[DATA SECTION Boundary: Start]

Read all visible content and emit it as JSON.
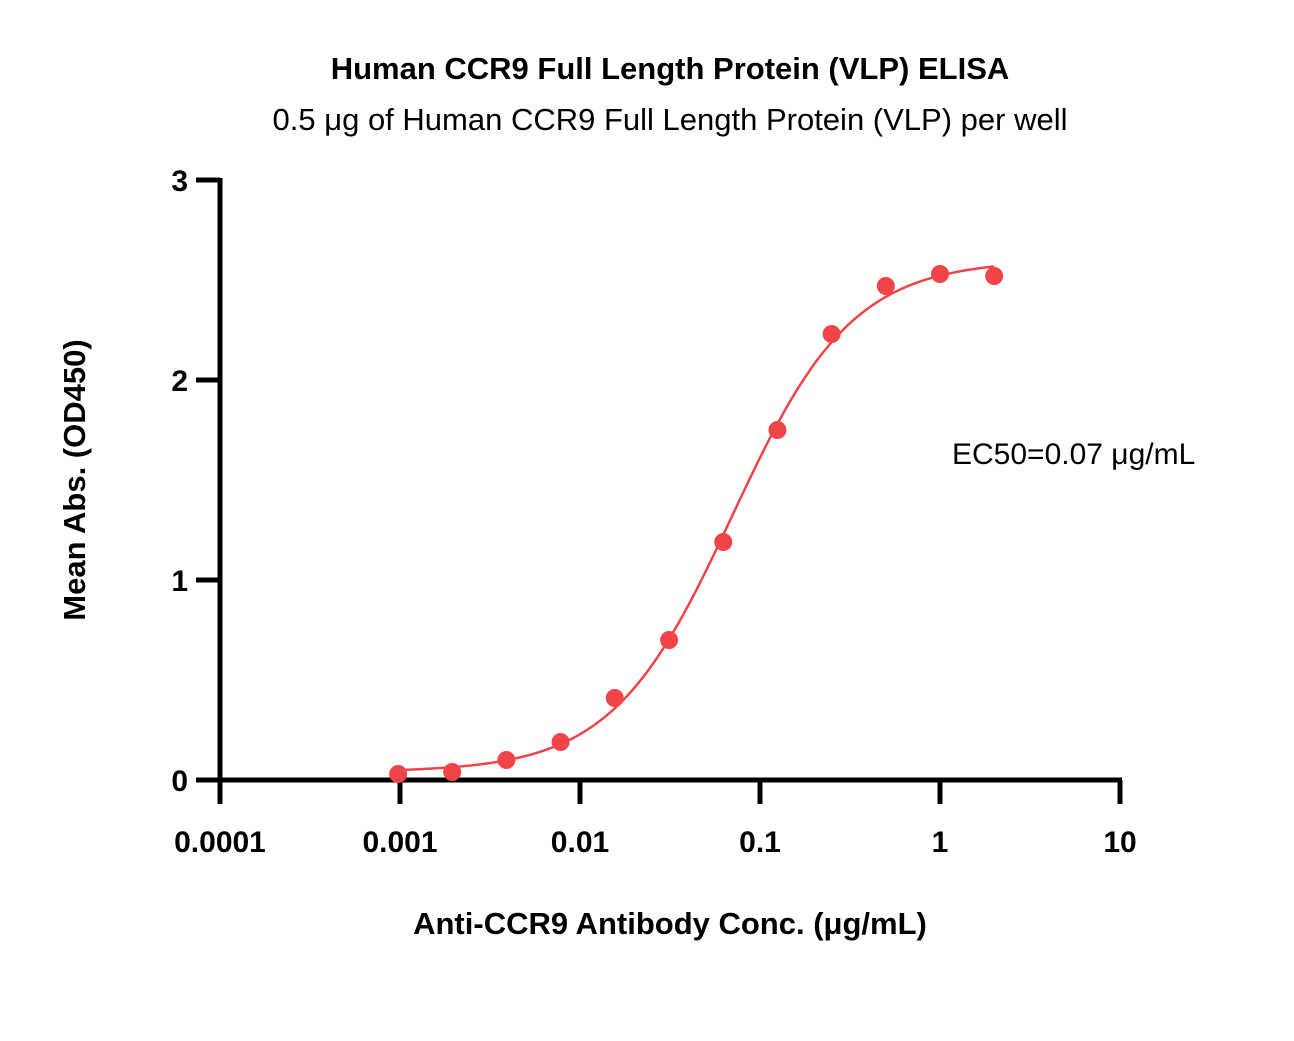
{
  "chart_data": {
    "type": "scatter",
    "title": "Human CCR9 Full Length Protein (VLP) ELISA",
    "subtitle": "0.5 μg of Human CCR9 Full Length Protein (VLP) per well",
    "xlabel": "Anti-CCR9 Antibody Conc. (μg/mL)",
    "ylabel": "Mean Abs. (OD450)",
    "x_scale": "log",
    "xlim": [
      0.0001,
      10
    ],
    "ylim": [
      0,
      3
    ],
    "x_ticks": [
      "0.0001",
      "0.001",
      "0.01",
      "0.1",
      "1",
      "10"
    ],
    "y_ticks": [
      "0",
      "1",
      "2",
      "3"
    ],
    "grid": false,
    "color": "#f04448",
    "annotation": "EC50=0.07 μg/mL",
    "series": [
      {
        "x": [
          0.000977,
          0.00195,
          0.0039,
          0.0078,
          0.0156,
          0.03125,
          0.0625,
          0.125,
          0.25,
          0.5,
          1,
          2
        ],
        "y": [
          0.03,
          0.04,
          0.1,
          0.19,
          0.41,
          0.7,
          1.19,
          1.75,
          2.23,
          2.47,
          2.53,
          2.52
        ]
      }
    ],
    "fit_curve": {
      "model": "4PL",
      "bottom": 0.04,
      "top": 2.6,
      "ec50": 0.07,
      "hill": 1.3
    }
  }
}
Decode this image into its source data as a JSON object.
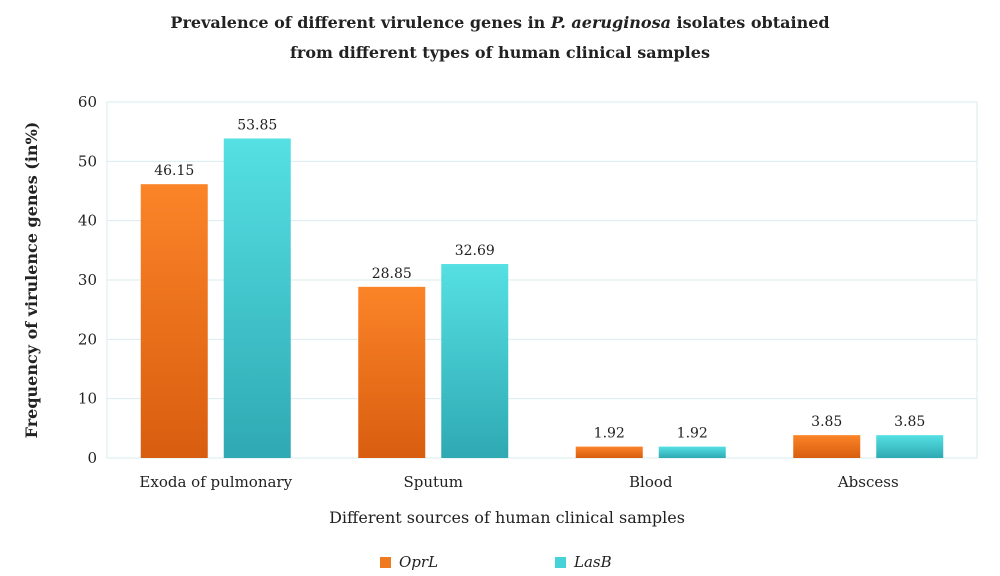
{
  "chart_data": {
    "type": "bar",
    "title_line1_pre": "Prevalence of different virulence genes in ",
    "title_line1_italic": "P. aeruginosa",
    "title_line1_post": " isolates obtained",
    "title_line2": "from different types of human clinical samples",
    "xlabel": "Different sources of human clinical samples",
    "ylabel": "Frequency of virulence genes (in%)",
    "ylim": [
      0,
      60
    ],
    "yticks": [
      0,
      10,
      20,
      30,
      40,
      50,
      60
    ],
    "categories": [
      "Exoda of pulmonary",
      "Sputum",
      "Blood",
      "Abscess"
    ],
    "series": [
      {
        "name": "OprL",
        "values": [
          46.15,
          28.85,
          1.92,
          3.85
        ],
        "labels": [
          "46.15",
          "28.85",
          "1.92",
          "3.85"
        ],
        "color": "#f07a1f"
      },
      {
        "name": "LasB",
        "values": [
          53.85,
          32.69,
          1.92,
          3.85
        ],
        "labels": [
          "53.85",
          "32.69",
          "1.92",
          "3.85"
        ],
        "color": "#45d3d8"
      }
    ],
    "grid": true,
    "legend_position": "bottom"
  }
}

[DATA SECTION Boundary: End]

▶ **WHAT THE EXERCISE ASKS**:
The answer must be all the lines above that hold the word "color".

▶ **YOUR RESPONSE**:
    "color": "#f04448",
        "color": "#f07a1f"
        "color": "#45d3d8"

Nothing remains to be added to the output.